_Given problem_
Replace each instance of "Pyramid Mountain" with "Summit Loop" throughout the data below, keeping everything else unchanged. Omit the pictures from your answer.

Extracted data entries:

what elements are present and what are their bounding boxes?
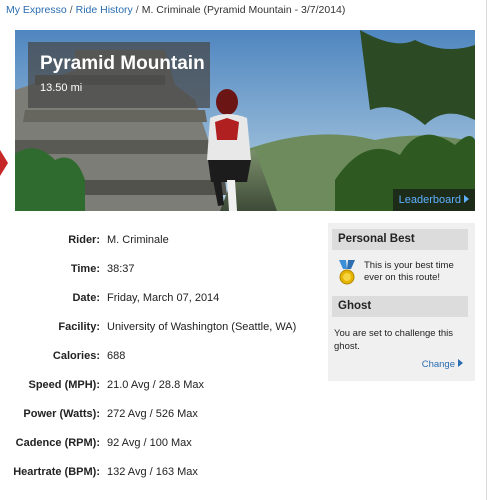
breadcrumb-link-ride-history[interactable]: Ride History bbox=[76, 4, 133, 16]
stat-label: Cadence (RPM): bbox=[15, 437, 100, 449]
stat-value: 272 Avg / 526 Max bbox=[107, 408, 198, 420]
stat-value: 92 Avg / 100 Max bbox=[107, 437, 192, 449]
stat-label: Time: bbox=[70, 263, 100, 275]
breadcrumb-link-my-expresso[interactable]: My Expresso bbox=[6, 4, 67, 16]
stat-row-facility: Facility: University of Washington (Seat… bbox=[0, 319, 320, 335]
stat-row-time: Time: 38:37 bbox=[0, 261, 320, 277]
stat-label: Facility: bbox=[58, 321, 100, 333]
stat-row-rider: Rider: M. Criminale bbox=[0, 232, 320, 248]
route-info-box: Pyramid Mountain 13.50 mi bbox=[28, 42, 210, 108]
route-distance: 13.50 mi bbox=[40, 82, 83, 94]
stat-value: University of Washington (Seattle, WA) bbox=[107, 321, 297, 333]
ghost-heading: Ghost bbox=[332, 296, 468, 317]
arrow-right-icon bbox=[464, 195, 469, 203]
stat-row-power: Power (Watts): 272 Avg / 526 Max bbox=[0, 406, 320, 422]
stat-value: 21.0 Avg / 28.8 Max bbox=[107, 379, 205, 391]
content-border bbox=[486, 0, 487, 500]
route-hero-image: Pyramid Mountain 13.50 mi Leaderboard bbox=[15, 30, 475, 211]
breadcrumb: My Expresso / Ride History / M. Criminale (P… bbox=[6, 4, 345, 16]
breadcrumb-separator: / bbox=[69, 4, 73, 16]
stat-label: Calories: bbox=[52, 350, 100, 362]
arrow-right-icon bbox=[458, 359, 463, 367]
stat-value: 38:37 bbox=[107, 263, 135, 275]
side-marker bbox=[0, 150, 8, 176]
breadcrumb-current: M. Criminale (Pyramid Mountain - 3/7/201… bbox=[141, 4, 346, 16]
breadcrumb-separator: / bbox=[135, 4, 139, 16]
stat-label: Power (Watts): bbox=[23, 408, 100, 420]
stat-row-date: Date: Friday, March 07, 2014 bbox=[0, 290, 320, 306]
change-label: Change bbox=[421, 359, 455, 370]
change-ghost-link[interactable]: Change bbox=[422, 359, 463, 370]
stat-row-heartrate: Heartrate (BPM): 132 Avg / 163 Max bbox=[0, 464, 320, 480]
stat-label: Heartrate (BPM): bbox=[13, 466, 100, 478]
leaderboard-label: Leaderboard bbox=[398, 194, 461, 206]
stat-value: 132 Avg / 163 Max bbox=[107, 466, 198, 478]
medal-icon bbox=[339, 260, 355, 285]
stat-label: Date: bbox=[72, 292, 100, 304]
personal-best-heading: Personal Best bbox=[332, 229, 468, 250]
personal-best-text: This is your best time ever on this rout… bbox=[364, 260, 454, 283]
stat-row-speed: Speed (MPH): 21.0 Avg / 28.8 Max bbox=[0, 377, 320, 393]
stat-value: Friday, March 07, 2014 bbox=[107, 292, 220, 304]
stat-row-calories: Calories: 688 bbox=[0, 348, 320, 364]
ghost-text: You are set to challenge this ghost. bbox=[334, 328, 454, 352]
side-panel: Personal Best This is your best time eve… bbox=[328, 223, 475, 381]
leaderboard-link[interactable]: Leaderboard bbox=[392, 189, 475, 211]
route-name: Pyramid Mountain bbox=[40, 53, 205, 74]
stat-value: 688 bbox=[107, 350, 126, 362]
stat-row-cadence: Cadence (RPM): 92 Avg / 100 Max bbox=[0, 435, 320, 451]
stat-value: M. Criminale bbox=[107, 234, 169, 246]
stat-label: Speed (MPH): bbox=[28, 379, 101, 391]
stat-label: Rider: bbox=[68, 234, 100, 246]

_Response to this task_
what elements are present and what are their bounding boxes?
breadcrumb-link-ride-history[interactable]: Ride History bbox=[76, 4, 133, 16]
stat-label: Cadence (RPM): bbox=[15, 437, 100, 449]
stat-value: 272 Avg / 526 Max bbox=[107, 408, 198, 420]
stat-value: 92 Avg / 100 Max bbox=[107, 437, 192, 449]
stat-label: Time: bbox=[70, 263, 100, 275]
breadcrumb-link-my-expresso[interactable]: My Expresso bbox=[6, 4, 67, 16]
stat-row-facility: Facility: University of Washington (Seat… bbox=[0, 319, 320, 335]
stat-row-time: Time: 38:37 bbox=[0, 261, 320, 277]
stat-label: Facility: bbox=[58, 321, 100, 333]
stat-row-rider: Rider: M. Criminale bbox=[0, 232, 320, 248]
route-info-box: Summit Loop 13.50 mi bbox=[28, 42, 210, 108]
route-distance: 13.50 mi bbox=[40, 82, 83, 94]
stat-value: University of Washington (Seattle, WA) bbox=[107, 321, 297, 333]
ghost-heading: Ghost bbox=[332, 296, 468, 317]
arrow-right-icon bbox=[464, 195, 469, 203]
stat-row-power: Power (Watts): 272 Avg / 526 Max bbox=[0, 406, 320, 422]
stat-value: 21.0 Avg / 28.8 Max bbox=[107, 379, 205, 391]
content-border bbox=[486, 0, 487, 500]
route-hero-image: Summit Loop 13.50 mi Leaderboard bbox=[15, 30, 475, 211]
breadcrumb: My Expresso / Ride History / M. Criminale (P… bbox=[6, 4, 345, 16]
breadcrumb-separator: / bbox=[69, 4, 73, 16]
stat-label: Calories: bbox=[52, 350, 100, 362]
arrow-right-icon bbox=[458, 359, 463, 367]
stat-value: 38:37 bbox=[107, 263, 135, 275]
side-marker bbox=[0, 150, 8, 176]
breadcrumb-current: M. Criminale (Summit Loop - 3/7/201… bbox=[141, 4, 346, 16]
breadcrumb-separator: / bbox=[135, 4, 139, 16]
stat-label: Power (Watts): bbox=[23, 408, 100, 420]
stat-row-date: Date: Friday, March 07, 2014 bbox=[0, 290, 320, 306]
change-label: Change bbox=[421, 359, 455, 370]
change-ghost-link[interactable]: Change bbox=[422, 359, 463, 370]
stat-row-heartrate: Heartrate (BPM): 132 Avg / 163 Max bbox=[0, 464, 320, 480]
stat-label: Heartrate (BPM): bbox=[13, 466, 100, 478]
leaderboard-label: Leaderboard bbox=[398, 194, 461, 206]
stat-value: 132 Avg / 163 Max bbox=[107, 466, 198, 478]
medal-icon bbox=[339, 260, 355, 285]
stat-label: Date: bbox=[72, 292, 100, 304]
personal-best-heading: Personal Best bbox=[332, 229, 468, 250]
personal-best-text: This is your best time ever on this rout… bbox=[364, 260, 454, 283]
stat-row-speed: Speed (MPH): 21.0 Avg / 28.8 Max bbox=[0, 377, 320, 393]
stat-value: Friday, March 07, 2014 bbox=[107, 292, 220, 304]
stat-row-calories: Calories: 688 bbox=[0, 348, 320, 364]
ghost-text: You are set to challenge this ghost. bbox=[334, 328, 454, 352]
side-panel: Personal Best This is your best time eve… bbox=[328, 223, 475, 381]
leaderboard-link[interactable]: Leaderboard bbox=[392, 189, 475, 211]
route-name: Summit Loop bbox=[40, 53, 205, 74]
stat-value: 688 bbox=[107, 350, 126, 362]
stat-row-cadence: Cadence (RPM): 92 Avg / 100 Max bbox=[0, 435, 320, 451]
stat-value: M. Criminale bbox=[107, 234, 169, 246]
stat-label: Speed (MPH): bbox=[28, 379, 101, 391]
stat-label: Rider: bbox=[68, 234, 100, 246]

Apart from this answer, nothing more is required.